**WHAT THE TASK REQUIRES:**
Copy the rows below verbatim, from the first row through the row containing "landscape-icon[interactable]: ▭ (743, 55, 761, 73)", including both of those rows.

————

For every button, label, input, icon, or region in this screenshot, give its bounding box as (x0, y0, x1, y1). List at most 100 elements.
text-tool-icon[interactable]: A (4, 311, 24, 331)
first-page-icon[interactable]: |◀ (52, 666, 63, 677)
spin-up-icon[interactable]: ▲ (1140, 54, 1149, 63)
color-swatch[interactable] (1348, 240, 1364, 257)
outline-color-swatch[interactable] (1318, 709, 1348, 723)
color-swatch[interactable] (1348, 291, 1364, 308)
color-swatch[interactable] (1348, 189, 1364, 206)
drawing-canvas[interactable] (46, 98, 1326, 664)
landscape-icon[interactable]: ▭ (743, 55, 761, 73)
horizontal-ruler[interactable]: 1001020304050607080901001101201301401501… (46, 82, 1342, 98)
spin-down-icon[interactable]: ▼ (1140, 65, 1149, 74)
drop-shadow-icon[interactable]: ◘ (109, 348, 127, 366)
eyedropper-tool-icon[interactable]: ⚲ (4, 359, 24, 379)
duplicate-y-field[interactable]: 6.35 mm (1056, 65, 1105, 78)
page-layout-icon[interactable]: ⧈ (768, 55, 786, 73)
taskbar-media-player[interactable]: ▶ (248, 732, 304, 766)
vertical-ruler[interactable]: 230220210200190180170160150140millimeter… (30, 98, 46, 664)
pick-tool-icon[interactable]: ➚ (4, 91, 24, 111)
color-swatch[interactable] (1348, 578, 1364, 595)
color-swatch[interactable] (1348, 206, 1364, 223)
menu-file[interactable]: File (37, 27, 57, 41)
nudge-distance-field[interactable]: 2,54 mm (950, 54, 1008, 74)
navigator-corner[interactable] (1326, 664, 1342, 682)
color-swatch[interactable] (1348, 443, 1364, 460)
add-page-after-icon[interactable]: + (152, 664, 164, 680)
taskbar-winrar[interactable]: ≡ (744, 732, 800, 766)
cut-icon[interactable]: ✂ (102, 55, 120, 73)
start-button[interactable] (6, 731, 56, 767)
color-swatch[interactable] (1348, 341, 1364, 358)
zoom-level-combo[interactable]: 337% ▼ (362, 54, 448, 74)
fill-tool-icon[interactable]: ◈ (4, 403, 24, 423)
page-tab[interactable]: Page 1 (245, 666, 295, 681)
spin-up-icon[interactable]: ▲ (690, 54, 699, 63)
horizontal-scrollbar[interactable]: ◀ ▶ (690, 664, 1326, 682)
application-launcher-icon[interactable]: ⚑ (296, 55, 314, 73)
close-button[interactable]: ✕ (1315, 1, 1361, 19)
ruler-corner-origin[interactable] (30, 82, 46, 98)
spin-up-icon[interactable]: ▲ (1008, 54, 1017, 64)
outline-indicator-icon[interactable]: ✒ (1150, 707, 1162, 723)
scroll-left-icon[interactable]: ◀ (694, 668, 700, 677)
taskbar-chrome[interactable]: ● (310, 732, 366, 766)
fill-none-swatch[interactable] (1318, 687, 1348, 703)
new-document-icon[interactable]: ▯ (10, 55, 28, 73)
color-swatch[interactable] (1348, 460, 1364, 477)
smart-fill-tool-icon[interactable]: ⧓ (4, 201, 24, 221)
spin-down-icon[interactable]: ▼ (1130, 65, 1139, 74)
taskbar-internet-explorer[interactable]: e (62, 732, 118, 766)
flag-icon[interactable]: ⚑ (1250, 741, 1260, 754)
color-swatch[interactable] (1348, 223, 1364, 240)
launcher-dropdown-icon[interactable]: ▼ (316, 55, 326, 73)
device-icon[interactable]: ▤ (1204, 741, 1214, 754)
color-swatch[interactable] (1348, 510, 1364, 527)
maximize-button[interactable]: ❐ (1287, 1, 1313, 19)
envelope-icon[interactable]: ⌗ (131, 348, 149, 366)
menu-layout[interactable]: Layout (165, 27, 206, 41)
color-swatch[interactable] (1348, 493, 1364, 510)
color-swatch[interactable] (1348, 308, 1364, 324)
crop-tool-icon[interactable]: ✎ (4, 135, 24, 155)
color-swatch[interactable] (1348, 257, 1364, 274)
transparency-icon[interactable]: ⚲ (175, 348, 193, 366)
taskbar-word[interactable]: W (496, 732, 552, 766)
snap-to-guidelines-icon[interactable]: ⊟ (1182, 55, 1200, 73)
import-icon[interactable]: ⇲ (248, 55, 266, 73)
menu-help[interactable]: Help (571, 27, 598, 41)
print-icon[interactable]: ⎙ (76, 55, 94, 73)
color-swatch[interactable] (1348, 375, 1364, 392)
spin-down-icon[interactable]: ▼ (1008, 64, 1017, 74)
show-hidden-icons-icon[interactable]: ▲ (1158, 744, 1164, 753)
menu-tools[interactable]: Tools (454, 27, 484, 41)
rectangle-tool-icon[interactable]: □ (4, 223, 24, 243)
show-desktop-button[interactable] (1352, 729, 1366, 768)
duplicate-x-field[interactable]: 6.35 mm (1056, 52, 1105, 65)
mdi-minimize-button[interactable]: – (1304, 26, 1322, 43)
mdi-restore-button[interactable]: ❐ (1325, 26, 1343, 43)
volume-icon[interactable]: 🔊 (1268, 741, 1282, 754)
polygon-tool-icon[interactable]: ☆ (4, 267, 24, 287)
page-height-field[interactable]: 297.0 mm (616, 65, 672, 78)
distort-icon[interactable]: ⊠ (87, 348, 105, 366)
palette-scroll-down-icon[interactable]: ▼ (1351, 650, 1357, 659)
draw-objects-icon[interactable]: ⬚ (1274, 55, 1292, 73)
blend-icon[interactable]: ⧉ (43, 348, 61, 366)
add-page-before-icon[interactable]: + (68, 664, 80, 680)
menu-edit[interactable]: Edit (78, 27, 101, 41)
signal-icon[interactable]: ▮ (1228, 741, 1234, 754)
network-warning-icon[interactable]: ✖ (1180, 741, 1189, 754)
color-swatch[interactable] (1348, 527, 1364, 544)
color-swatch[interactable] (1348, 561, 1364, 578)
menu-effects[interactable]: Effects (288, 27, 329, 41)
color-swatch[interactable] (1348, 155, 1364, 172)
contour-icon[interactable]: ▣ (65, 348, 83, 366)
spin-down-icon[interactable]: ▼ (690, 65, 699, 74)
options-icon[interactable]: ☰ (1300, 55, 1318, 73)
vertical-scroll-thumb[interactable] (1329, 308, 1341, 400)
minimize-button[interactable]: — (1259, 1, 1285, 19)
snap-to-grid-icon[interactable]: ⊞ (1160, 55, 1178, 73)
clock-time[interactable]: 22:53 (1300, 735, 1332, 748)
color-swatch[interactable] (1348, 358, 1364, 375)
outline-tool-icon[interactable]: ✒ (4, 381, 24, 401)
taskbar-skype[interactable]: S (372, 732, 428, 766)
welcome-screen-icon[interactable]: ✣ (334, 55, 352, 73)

————

**EXERCISE SOLUTION:**
For every button, label, input, icon, or region in this screenshot, give its bounding box as (x0, y0, x1, y1). List at most 100 elements.
text-tool-icon[interactable]: A (4, 311, 24, 331)
first-page-icon[interactable]: |◀ (52, 666, 63, 677)
spin-up-icon[interactable]: ▲ (1140, 54, 1149, 63)
color-swatch[interactable] (1348, 240, 1364, 257)
outline-color-swatch[interactable] (1318, 709, 1348, 723)
color-swatch[interactable] (1348, 291, 1364, 308)
color-swatch[interactable] (1348, 189, 1364, 206)
drawing-canvas[interactable] (46, 98, 1326, 664)
landscape-icon[interactable]: ▭ (743, 55, 761, 73)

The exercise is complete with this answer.